§ Exercise aim: Please write the listing below out again exactly, leaving every picture behind.

§ Records for processing:
=-=-=-=-=

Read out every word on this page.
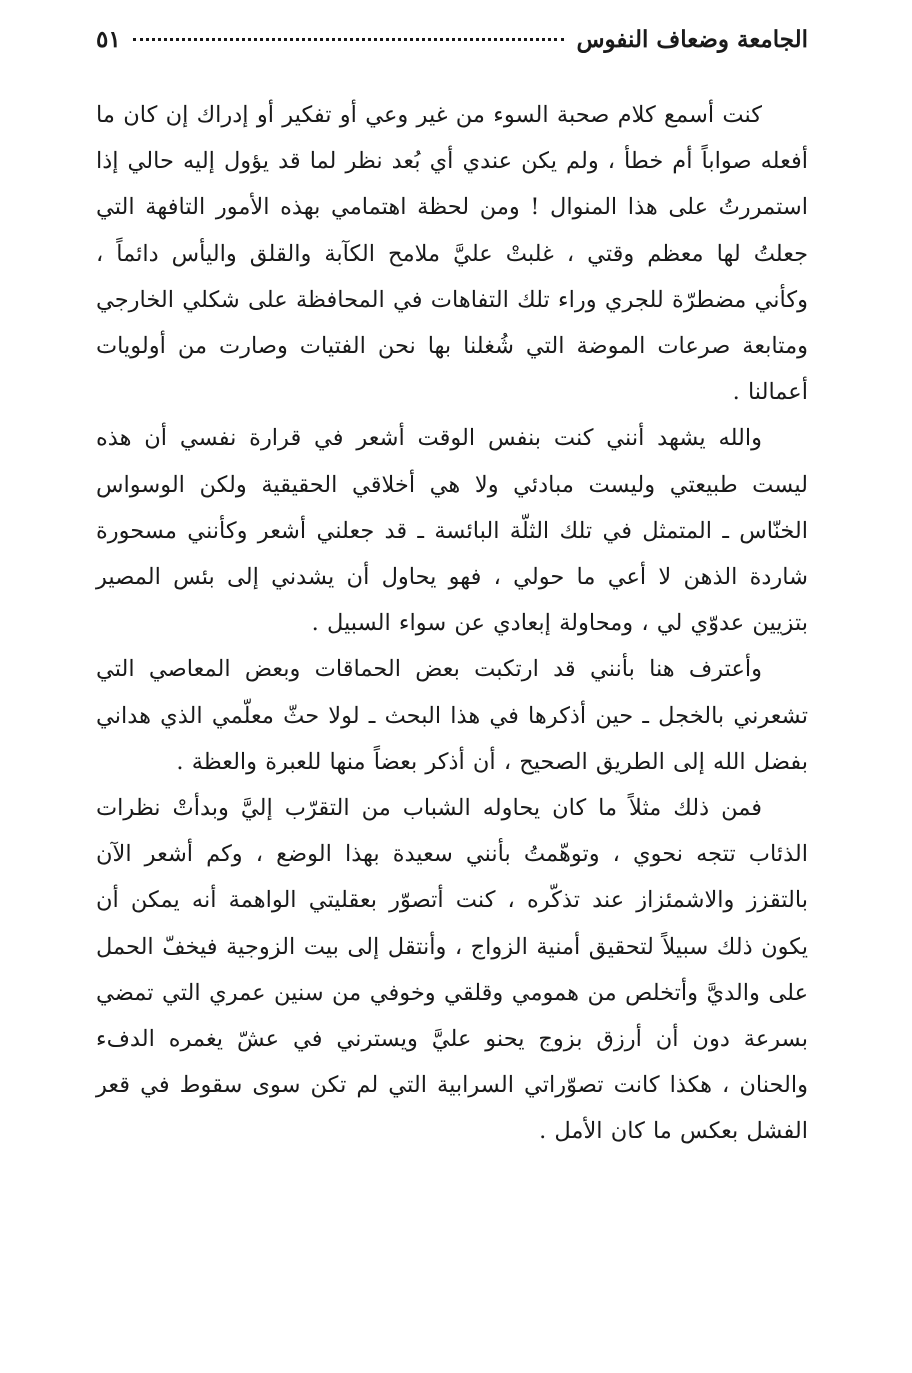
الجامعة وضعاف النفوس
٥١

كنت أسمع كلام صحبة السوء من غير وعي أو تفكير أو إدراك إن كان ما أفعله صواباً أم خطأ ، ولم يكن عندي أي بُعد نظر لما قد يؤول إليه حالي إذا استمررتُ على هذا المنوال ! ومن لحظة اهتمامي بهذه الأمور التافهة التي جعلتُ لها معظم وقتي ، غلبتْ عليَّ ملامح الكآبة والقلق واليأس دائماً ، وكأني مضطرّة للجري وراء تلك التفاهات في المحافظة على شكلي الخارجي ومتابعة صرعات الموضة التي شُغلنا بها نحن الفتيات وصارت من أولويات أعمالنا .

والله يشهد أنني كنت بنفس الوقت أشعر في قرارة نفسي أن هذه ليست طبيعتي وليست مبادئي ولا هي أخلاقي الحقيقية ولكن الوسواس الخنّاس ـ المتمثل في تلك الثلّة البائسة ـ قد جعلني أشعر وكأنني مسحورة شاردة الذهن لا أعي ما حولي ، فهو يحاول أن يشدني إلى بئس المصير بتزيين عدوّي لي ، ومحاولة إبعادي عن سواء السبيل .

وأعترف هنا بأنني قد ارتكبت بعض الحماقات وبعض المعاصي التي تشعرني بالخجل ـ حين أذكرها في هذا البحث ـ لولا حثّ معلّمي الذي هداني بفضل الله إلى الطريق الصحيح ، أن أذكر بعضاً منها للعبرة والعظة .

فمن ذلك مثلاً ما كان يحاوله الشباب من التقرّب إليَّ وبدأتْ نظرات الذئاب تتجه نحوي ، وتوهّمتُ بأنني سعيدة بهذا الوضع ، وكم أشعر الآن بالتقزز والاشمئزاز عند تذكّره ، كنت أتصوّر بعقليتي الواهمة أنه يمكن أن يكون ذلك سبيلاً لتحقيق أمنية الزواج ، وأنتقل إلى بيت الزوجية فيخفّ الحمل على والديَّ وأتخلص من همومي وقلقي وخوفي من سنين عمري التي تمضي بسرعة دون أن أرزق بزوج يحنو عليَّ ويسترني في عشّ يغمره الدفء والحنان ، هكذا كانت تصوّراتي السرابية التي لم تكن سوى سقوط في قعر الفشل بعكس ما كان الأمل .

=-=-=-=-=

§ The completed task:
Read out every word on this page.
الجامعة وضعاف النفوس
٥١

كنت أسمع كلام صحبة السوء من غير وعي أو تفكير أو إدراك إن كان ما أفعله صواباً أم خطأ ، ولم يكن عندي أي بُعد نظر لما قد يؤول إليه حالي إذا استمررتُ على هذا المنوال ! ومن لحظة اهتمامي بهذه الأمور التافهة التي جعلتُ لها معظم وقتي ، غلبتْ عليَّ ملامح الكآبة والقلق واليأس دائماً ، وكأني مضطرّة للجري وراء تلك التفاهات في المحافظة على شكلي الخارجي ومتابعة صرعات الموضة التي شُغلنا بها نحن الفتيات وصارت من أولويات أعمالنا .

والله يشهد أنني كنت بنفس الوقت أشعر في قرارة نفسي أن هذه ليست طبيعتي وليست مبادئي ولا هي أخلاقي الحقيقية ولكن الوسواس الخنّاس ـ المتمثل في تلك الثلّة البائسة ـ قد جعلني أشعر وكأنني مسحورة شاردة الذهن لا أعي ما حولي ، فهو يحاول أن يشدني إلى بئس المصير بتزيين عدوّي لي ، ومحاولة إبعادي عن سواء السبيل .

وأعترف هنا بأنني قد ارتكبت بعض الحماقات وبعض المعاصي التي تشعرني بالخجل ـ حين أذكرها في هذا البحث ـ لولا حثّ معلّمي الذي هداني بفضل الله إلى الطريق الصحيح ، أن أذكر بعضاً منها للعبرة والعظة .

فمن ذلك مثلاً ما كان يحاوله الشباب من التقرّب إليَّ وبدأتْ نظرات الذئاب تتجه نحوي ، وتوهّمتُ بأنني سعيدة بهذا الوضع ، وكم أشعر الآن بالتقزز والاشمئزاز عند تذكّره ، كنت أتصوّر بعقليتي الواهمة أنه يمكن أن يكون ذلك سبيلاً لتحقيق أمنية الزواج ، وأنتقل إلى بيت الزوجية فيخفّ الحمل على والديَّ وأتخلص من همومي وقلقي وخوفي من سنين عمري التي تمضي بسرعة دون أن أرزق بزوج يحنو عليَّ ويسترني في عشّ يغمره الدفء والحنان ، هكذا كانت تصوّراتي السرابية التي لم تكن سوى سقوط في قعر الفشل بعكس ما كان الأمل .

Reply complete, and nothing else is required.